- [Given task]: Using the entries that follow, collect the lines where the word "Green" appears.

- [Data for the task]:
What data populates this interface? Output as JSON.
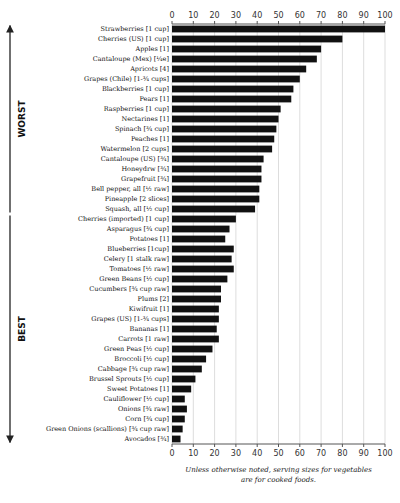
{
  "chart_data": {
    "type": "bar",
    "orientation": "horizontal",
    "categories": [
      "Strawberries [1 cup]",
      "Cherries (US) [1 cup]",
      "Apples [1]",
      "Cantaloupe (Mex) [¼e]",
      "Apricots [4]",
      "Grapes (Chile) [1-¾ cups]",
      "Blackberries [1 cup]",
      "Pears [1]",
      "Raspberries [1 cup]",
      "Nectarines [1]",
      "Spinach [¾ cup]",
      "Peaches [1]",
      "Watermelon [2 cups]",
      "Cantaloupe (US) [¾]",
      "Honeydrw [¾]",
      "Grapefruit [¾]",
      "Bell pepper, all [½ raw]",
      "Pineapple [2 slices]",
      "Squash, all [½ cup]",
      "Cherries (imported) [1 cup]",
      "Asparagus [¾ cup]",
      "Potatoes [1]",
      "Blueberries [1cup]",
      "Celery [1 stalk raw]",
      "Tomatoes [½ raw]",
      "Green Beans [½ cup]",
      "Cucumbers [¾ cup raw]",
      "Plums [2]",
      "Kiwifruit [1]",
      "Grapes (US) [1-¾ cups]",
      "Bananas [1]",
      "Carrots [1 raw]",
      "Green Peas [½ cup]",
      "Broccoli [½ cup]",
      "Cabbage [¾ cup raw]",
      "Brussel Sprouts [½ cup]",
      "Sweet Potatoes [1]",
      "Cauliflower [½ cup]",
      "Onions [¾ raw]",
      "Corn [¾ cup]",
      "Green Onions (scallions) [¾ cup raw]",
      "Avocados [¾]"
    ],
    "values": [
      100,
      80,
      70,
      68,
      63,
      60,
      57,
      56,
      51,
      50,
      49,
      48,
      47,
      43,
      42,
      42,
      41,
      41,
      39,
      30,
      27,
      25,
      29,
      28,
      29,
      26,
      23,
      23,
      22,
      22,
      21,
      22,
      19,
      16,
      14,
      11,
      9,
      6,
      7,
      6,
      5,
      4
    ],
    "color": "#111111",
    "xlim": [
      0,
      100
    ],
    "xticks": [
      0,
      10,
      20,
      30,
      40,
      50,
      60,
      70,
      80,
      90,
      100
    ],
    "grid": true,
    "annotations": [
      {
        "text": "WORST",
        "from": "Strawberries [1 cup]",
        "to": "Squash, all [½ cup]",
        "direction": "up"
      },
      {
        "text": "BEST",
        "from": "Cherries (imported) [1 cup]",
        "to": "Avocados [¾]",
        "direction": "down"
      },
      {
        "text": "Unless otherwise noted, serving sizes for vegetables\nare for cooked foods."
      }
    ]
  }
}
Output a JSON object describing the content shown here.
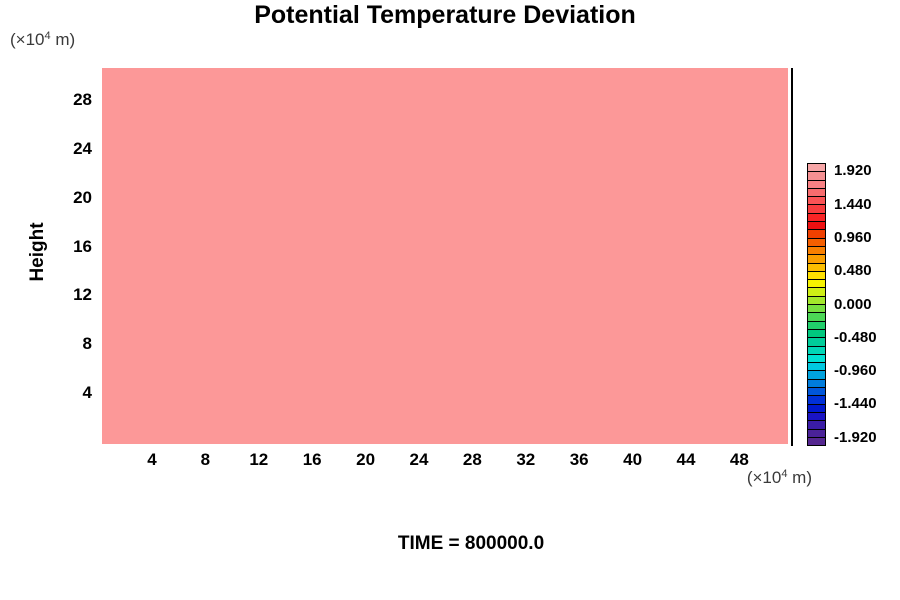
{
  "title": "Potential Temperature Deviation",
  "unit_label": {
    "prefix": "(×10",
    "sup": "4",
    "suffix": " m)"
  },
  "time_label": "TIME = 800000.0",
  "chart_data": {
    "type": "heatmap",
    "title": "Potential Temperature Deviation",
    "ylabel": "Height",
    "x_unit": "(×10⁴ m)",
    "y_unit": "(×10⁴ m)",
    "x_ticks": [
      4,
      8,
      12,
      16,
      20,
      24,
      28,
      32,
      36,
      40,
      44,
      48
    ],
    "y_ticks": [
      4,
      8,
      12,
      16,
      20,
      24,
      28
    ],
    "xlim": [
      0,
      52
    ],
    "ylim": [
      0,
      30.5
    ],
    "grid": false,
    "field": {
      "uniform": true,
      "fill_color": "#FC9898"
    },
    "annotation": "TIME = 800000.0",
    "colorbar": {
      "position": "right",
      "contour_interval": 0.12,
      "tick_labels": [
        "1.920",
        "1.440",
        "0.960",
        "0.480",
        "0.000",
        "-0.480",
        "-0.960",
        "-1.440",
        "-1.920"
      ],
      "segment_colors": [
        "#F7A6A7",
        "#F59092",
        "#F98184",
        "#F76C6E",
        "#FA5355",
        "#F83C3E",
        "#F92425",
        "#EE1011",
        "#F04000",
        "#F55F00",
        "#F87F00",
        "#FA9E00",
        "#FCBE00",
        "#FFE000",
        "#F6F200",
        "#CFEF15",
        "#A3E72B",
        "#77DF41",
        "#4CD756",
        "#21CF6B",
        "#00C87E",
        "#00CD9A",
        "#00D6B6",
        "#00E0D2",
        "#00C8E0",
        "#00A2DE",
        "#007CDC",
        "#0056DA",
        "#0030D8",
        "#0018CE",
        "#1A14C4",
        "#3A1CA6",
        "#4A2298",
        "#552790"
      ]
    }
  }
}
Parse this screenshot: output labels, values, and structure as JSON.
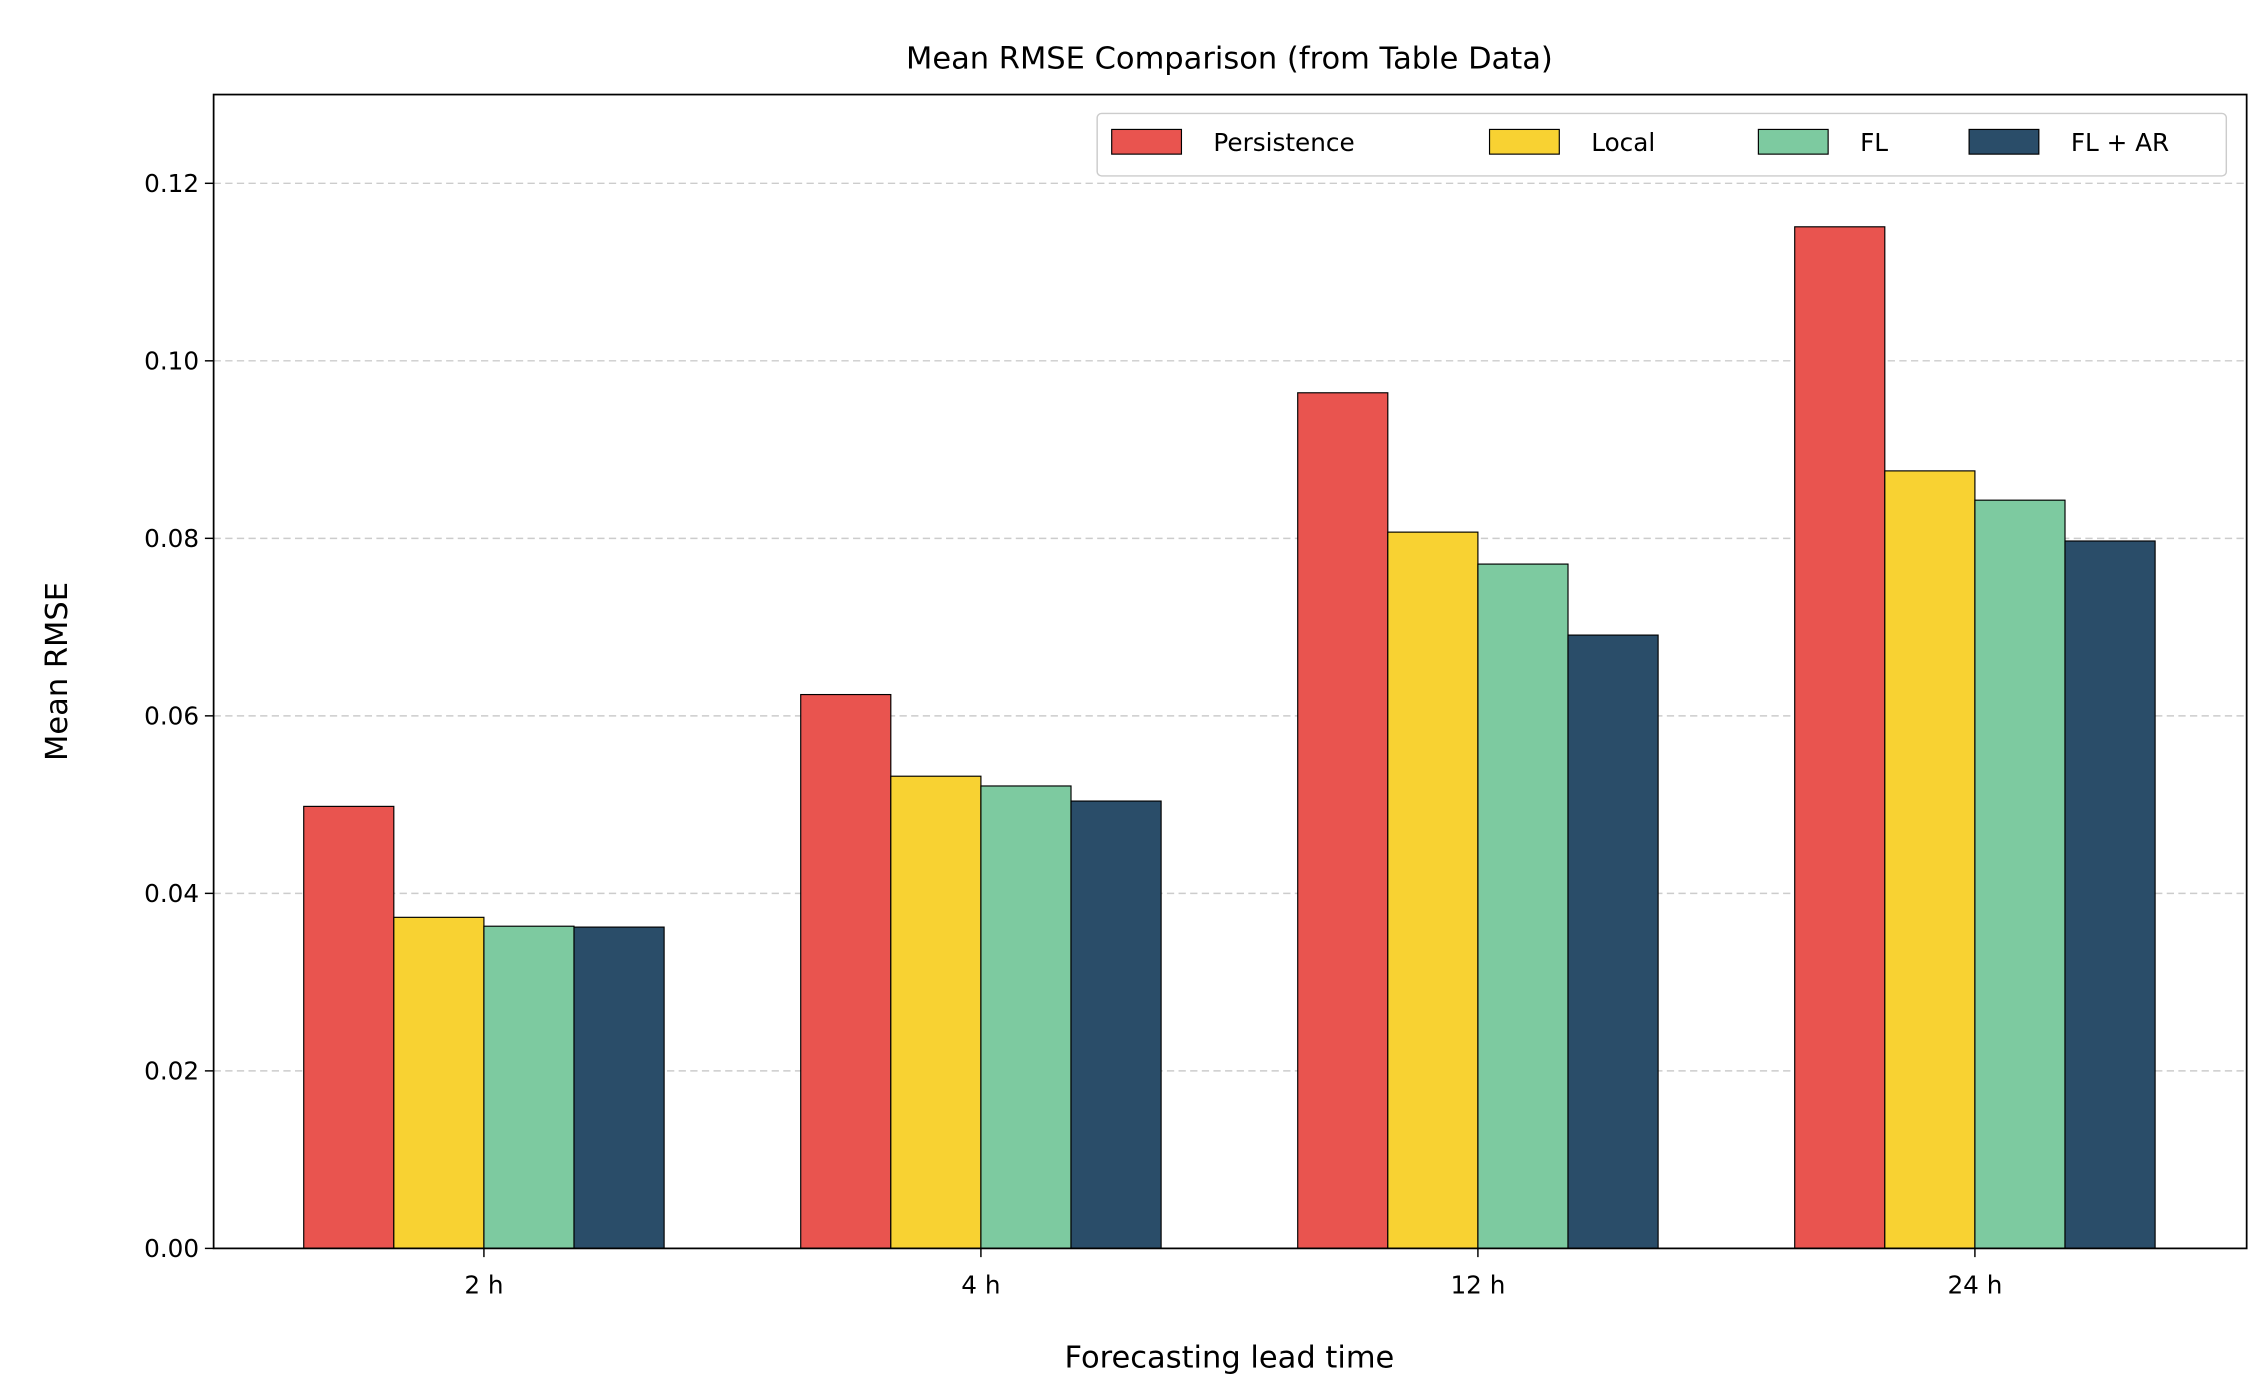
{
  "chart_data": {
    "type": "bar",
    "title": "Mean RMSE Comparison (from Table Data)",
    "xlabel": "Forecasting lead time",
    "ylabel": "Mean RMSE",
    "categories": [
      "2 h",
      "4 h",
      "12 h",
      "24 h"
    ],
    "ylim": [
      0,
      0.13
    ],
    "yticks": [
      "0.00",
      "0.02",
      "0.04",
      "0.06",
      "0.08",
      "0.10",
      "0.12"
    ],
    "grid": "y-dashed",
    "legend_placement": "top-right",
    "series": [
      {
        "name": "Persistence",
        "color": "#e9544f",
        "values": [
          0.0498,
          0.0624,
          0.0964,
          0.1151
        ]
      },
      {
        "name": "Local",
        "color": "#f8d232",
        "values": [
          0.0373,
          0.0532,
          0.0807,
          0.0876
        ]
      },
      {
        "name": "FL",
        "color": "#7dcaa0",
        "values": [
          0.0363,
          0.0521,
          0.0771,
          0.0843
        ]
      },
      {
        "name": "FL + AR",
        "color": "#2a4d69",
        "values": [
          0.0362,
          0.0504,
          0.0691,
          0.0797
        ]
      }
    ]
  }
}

- [The response]:
      "Green Beans [½ cup]",
      "Green Peas [½ cup]",
      "Green Onions (scallions) [¾ cup raw]",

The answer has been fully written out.